_Supplied records:_
####

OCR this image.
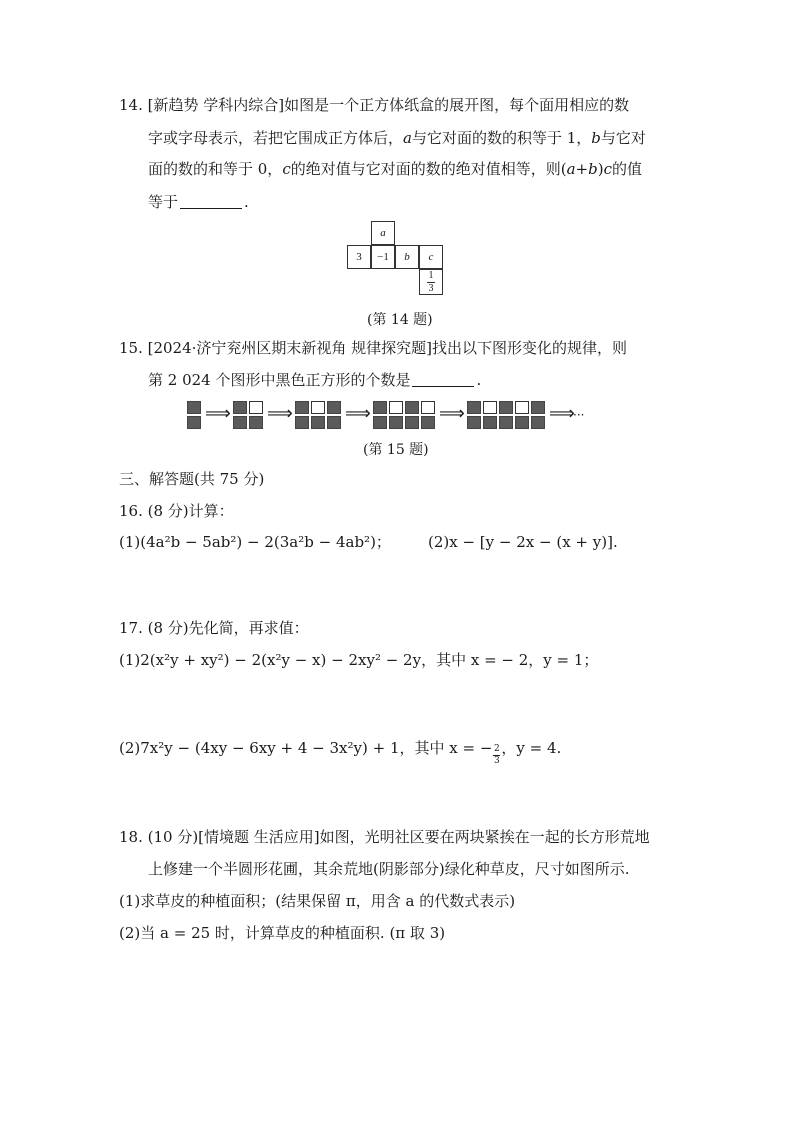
14. [新趋势 学科内综合]如图是一个正方体纸盒的展开图，每个面用相应的数
字或字母表示，若把它围成正方体后，a与它对面的数的积等于 1，b与它对
面的数的和等于 0，c的绝对值与它对面的数的绝对值相等，则(a+b)c的值
等于	.
a
3 −1 b c
$\frac{1}{3}$
(第 14 题)
15. [2024·济宁兖州区期末新视角 规律探究题]找出以下图形变化的规律，则
第 2 024 个图形中黑色正方形的个数是	.
⟹ ⟹	⟹	⟹	⟹
···
(第 15 题)
三、解答题(共 75 分)
16. (8 分)计算：
(1)(4a²b − 5ab²) − 2(3a²b − 4ab²)； (2)x − [y − 2x − (x + y)].
17. (8 分)先化简，再求值：
(1)2(x²y + xy²) − 2(x²y − x) − 2xy² − 2y，其中 x = − 2，y = 1；
(2)7x²y − (4xy − 6xy + 4 − 3x²y) + 1，其中 x = − $\frac{2}{3}$ ，y = 4.
18. (10 分)[情境题 生活应用]如图，光明社区要在两块紧挨在一起的长方形荒地
上修建一个半圆形花圃，其余荒地(阴影部分)绿化种草皮，尺寸如图所示.
(1)求草皮的种植面积；(结果保留 π，用含 a 的代数式表示)
(2)当 a = 25 时，计算草皮的种植面积. (π 取 3)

####

_Short problem:_ Among the lines above, how many contain the string "frac"? State the number alone.

_Output of the task:_ 2